**Source records**:
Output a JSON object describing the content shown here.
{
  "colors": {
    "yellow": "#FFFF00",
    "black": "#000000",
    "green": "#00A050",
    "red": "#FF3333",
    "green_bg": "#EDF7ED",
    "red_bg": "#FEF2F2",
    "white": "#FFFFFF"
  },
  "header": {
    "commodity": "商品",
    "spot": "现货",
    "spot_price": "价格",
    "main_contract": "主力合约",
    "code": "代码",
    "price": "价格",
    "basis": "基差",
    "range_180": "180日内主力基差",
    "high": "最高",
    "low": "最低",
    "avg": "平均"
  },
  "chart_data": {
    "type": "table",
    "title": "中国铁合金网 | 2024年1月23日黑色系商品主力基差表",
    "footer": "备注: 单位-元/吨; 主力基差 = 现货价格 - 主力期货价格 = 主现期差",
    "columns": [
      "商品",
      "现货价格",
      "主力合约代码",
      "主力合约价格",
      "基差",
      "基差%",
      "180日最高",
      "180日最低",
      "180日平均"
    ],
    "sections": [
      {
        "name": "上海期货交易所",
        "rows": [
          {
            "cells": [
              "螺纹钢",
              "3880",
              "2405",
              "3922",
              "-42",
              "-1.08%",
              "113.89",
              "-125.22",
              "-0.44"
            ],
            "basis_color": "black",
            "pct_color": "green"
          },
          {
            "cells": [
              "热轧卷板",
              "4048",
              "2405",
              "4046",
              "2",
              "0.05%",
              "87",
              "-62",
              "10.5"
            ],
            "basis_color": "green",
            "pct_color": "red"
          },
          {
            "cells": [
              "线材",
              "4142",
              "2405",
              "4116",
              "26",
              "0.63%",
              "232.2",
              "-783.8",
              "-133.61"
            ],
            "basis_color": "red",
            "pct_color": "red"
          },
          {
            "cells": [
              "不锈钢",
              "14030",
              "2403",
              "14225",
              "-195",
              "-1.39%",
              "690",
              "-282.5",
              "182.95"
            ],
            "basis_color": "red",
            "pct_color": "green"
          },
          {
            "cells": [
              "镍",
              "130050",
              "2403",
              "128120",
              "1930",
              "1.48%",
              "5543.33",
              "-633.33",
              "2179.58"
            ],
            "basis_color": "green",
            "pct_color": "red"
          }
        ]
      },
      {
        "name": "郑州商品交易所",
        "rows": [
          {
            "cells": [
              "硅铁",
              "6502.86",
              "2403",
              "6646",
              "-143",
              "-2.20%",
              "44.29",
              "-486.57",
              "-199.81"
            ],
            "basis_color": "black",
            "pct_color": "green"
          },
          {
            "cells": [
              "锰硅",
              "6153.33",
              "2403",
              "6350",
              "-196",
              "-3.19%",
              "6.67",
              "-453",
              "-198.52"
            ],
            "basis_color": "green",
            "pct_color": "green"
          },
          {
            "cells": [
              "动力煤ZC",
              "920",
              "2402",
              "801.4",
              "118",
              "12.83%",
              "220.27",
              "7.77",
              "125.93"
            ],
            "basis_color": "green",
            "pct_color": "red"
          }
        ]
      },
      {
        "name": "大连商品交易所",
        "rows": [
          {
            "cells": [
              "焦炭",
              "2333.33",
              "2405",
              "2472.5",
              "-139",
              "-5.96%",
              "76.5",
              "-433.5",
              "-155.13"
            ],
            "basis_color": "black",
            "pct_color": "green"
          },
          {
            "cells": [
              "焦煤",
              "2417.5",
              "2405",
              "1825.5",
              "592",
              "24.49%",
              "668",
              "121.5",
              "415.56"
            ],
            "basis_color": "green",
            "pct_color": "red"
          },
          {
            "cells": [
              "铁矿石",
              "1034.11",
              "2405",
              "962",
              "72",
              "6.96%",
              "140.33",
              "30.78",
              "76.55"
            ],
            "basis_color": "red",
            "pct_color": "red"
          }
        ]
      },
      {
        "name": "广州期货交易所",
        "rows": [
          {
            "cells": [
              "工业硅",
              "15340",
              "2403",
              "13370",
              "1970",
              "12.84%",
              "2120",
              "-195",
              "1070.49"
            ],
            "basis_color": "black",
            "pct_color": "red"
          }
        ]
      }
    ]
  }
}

**Task to carry out**: Output each record precisely as given.

**Answer below**:
Output a JSON object describing the content shown here.
{
  "colors": {
    "yellow": "#FFFF00",
    "black": "#000000",
    "green": "#00A050",
    "red": "#FF3333",
    "green_bg": "#EDF7ED",
    "red_bg": "#FEF2F2",
    "white": "#FFFFFF"
  },
  "header": {
    "commodity": "商品",
    "spot": "现货",
    "spot_price": "价格",
    "main_contract": "主力合约",
    "code": "代码",
    "price": "价格",
    "basis": "基差",
    "range_180": "180日内主力基差",
    "high": "最高",
    "low": "最低",
    "avg": "平均"
  },
  "chart_data": {
    "type": "table",
    "title": "中国铁合金网 | 2024年1月23日黑色系商品主力基差表",
    "footer": "备注: 单位-元/吨; 主力基差 = 现货价格 - 主力期货价格 = 主现期差",
    "columns": [
      "商品",
      "现货价格",
      "主力合约代码",
      "主力合约价格",
      "基差",
      "基差%",
      "180日最高",
      "180日最低",
      "180日平均"
    ],
    "sections": [
      {
        "name": "上海期货交易所",
        "rows": [
          {
            "cells": [
              "螺纹钢",
              "3880",
              "2405",
              "3922",
              "-42",
              "-1.08%",
              "113.89",
              "-125.22",
              "-0.44"
            ],
            "basis_color": "black",
            "pct_color": "green"
          },
          {
            "cells": [
              "热轧卷板",
              "4048",
              "2405",
              "4046",
              "2",
              "0.05%",
              "87",
              "-62",
              "10.5"
            ],
            "basis_color": "green",
            "pct_color": "red"
          },
          {
            "cells": [
              "线材",
              "4142",
              "2405",
              "4116",
              "26",
              "0.63%",
              "232.2",
              "-783.8",
              "-133.61"
            ],
            "basis_color": "red",
            "pct_color": "red"
          },
          {
            "cells": [
              "不锈钢",
              "14030",
              "2403",
              "14225",
              "-195",
              "-1.39%",
              "690",
              "-282.5",
              "182.95"
            ],
            "basis_color": "red",
            "pct_color": "green"
          },
          {
            "cells": [
              "镍",
              "130050",
              "2403",
              "128120",
              "1930",
              "1.48%",
              "5543.33",
              "-633.33",
              "2179.58"
            ],
            "basis_color": "green",
            "pct_color": "red"
          }
        ]
      },
      {
        "name": "郑州商品交易所",
        "rows": [
          {
            "cells": [
              "硅铁",
              "6502.86",
              "2403",
              "6646",
              "-143",
              "-2.20%",
              "44.29",
              "-486.57",
              "-199.81"
            ],
            "basis_color": "black",
            "pct_color": "green"
          },
          {
            "cells": [
              "锰硅",
              "6153.33",
              "2403",
              "6350",
              "-196",
              "-3.19%",
              "6.67",
              "-453",
              "-198.52"
            ],
            "basis_color": "green",
            "pct_color": "green"
          },
          {
            "cells": [
              "动力煤ZC",
              "920",
              "2402",
              "801.4",
              "118",
              "12.83%",
              "220.27",
              "7.77",
              "125.93"
            ],
            "basis_color": "green",
            "pct_color": "red"
          }
        ]
      },
      {
        "name": "大连商品交易所",
        "rows": [
          {
            "cells": [
              "焦炭",
              "2333.33",
              "2405",
              "2472.5",
              "-139",
              "-5.96%",
              "76.5",
              "-433.5",
              "-155.13"
            ],
            "basis_color": "black",
            "pct_color": "green"
          },
          {
            "cells": [
              "焦煤",
              "2417.5",
              "2405",
              "1825.5",
              "592",
              "24.49%",
              "668",
              "121.5",
              "415.56"
            ],
            "basis_color": "green",
            "pct_color": "red"
          },
          {
            "cells": [
              "铁矿石",
              "1034.11",
              "2405",
              "962",
              "72",
              "6.96%",
              "140.33",
              "30.78",
              "76.55"
            ],
            "basis_color": "red",
            "pct_color": "red"
          }
        ]
      },
      {
        "name": "广州期货交易所",
        "rows": [
          {
            "cells": [
              "工业硅",
              "15340",
              "2403",
              "13370",
              "1970",
              "12.84%",
              "2120",
              "-195",
              "1070.49"
            ],
            "basis_color": "black",
            "pct_color": "red"
          }
        ]
      }
    ]
  }
}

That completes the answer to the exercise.